◆ Problem description
Report the count of lines below that include "Width", without any other text.

============

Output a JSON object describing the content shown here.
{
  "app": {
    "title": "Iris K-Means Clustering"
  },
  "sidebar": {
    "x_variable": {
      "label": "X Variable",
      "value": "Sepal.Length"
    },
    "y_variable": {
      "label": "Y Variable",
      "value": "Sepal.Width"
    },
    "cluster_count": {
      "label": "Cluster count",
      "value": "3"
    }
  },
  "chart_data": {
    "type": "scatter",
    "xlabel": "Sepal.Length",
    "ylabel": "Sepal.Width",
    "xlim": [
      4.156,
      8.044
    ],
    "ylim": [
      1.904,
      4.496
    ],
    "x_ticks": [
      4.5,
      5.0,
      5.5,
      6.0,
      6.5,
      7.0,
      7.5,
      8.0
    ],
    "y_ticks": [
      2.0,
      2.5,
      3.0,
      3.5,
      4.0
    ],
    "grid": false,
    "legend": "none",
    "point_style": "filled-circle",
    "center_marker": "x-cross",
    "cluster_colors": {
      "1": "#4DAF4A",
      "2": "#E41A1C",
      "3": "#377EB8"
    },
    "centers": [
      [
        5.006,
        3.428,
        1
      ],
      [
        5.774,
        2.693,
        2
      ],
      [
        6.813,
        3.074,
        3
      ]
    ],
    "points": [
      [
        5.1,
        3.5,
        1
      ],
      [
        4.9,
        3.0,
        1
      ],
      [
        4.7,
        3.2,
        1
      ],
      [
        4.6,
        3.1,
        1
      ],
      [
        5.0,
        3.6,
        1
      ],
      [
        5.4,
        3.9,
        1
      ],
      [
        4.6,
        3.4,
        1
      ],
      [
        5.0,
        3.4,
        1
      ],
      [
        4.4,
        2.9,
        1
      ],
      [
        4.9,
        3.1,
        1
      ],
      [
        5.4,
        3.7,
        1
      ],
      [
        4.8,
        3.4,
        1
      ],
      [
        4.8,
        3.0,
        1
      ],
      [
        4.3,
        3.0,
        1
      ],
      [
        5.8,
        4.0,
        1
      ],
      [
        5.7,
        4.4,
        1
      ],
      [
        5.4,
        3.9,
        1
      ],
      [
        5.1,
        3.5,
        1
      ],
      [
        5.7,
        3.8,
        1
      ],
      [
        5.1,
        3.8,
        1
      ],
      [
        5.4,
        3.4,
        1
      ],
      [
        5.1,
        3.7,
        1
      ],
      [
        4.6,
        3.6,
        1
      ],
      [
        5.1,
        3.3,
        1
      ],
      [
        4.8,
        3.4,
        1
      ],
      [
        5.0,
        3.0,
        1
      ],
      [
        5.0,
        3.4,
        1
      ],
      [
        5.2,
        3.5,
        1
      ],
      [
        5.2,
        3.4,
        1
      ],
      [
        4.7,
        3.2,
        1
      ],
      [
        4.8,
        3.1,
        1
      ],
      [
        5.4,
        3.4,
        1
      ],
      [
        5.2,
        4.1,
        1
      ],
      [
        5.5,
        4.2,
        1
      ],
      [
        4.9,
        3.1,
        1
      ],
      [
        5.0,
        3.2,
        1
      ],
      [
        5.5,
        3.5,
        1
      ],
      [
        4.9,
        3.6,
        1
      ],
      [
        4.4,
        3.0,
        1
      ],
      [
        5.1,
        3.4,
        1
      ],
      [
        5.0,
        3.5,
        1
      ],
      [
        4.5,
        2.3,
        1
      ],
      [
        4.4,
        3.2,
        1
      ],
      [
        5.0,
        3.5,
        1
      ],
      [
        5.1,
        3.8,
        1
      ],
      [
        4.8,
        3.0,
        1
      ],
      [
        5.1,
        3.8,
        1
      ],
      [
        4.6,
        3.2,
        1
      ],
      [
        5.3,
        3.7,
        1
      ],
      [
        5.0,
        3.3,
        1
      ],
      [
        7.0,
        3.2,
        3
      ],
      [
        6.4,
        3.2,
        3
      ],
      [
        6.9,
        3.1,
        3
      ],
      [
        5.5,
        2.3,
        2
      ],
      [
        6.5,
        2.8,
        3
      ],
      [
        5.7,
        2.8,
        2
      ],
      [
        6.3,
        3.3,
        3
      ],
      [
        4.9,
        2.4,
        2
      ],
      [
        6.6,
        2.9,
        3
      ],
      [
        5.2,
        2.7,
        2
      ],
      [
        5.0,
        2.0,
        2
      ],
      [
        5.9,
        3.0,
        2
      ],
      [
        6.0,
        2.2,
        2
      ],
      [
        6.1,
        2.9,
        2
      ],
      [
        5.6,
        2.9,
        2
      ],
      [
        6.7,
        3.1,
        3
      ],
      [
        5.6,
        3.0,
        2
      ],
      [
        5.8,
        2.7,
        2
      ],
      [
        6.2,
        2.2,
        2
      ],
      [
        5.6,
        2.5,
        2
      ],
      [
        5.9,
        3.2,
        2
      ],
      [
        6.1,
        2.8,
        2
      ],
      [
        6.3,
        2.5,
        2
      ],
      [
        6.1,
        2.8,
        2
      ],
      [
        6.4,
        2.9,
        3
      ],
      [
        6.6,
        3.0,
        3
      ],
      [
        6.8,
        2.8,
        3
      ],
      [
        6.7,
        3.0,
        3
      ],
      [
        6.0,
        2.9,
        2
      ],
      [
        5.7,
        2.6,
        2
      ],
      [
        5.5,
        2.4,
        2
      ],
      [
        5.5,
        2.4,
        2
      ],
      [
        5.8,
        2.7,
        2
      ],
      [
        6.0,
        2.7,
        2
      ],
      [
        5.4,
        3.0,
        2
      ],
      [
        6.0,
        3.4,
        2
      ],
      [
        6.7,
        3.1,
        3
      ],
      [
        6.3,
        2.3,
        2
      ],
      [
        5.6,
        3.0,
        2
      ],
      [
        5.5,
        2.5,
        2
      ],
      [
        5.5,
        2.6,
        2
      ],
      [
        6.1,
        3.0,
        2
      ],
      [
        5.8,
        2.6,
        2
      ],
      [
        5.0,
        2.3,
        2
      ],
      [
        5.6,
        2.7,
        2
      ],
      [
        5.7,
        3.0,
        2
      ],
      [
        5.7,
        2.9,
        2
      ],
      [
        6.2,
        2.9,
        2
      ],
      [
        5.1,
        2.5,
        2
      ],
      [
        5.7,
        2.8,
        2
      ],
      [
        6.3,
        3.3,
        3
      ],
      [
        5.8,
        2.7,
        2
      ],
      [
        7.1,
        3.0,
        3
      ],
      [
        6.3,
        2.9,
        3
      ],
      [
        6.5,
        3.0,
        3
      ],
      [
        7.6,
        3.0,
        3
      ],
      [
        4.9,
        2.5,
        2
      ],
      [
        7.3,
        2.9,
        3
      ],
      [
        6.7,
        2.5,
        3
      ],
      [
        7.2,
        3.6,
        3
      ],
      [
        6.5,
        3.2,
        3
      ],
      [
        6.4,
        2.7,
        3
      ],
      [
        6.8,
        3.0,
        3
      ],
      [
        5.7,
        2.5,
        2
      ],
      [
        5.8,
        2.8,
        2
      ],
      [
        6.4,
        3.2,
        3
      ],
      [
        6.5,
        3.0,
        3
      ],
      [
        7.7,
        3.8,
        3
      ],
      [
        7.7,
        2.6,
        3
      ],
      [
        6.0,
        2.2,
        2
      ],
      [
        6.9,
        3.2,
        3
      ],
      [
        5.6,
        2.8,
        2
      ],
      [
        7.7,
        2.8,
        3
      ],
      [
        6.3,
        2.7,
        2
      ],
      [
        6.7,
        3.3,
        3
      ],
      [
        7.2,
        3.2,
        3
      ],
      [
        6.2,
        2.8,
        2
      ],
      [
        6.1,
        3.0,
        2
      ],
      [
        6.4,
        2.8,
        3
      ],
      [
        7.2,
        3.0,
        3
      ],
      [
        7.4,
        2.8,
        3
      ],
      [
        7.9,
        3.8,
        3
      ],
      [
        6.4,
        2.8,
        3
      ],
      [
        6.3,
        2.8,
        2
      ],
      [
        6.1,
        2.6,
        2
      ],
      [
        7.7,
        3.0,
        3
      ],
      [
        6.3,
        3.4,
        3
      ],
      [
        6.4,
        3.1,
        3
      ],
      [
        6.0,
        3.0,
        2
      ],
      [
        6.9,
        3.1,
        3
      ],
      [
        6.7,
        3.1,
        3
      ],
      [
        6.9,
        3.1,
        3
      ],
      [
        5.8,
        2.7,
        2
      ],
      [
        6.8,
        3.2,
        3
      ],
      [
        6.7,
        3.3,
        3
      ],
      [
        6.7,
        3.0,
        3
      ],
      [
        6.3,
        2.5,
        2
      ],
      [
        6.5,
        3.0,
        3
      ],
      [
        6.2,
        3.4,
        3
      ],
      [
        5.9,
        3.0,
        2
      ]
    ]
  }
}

============

◆ Problem solution
2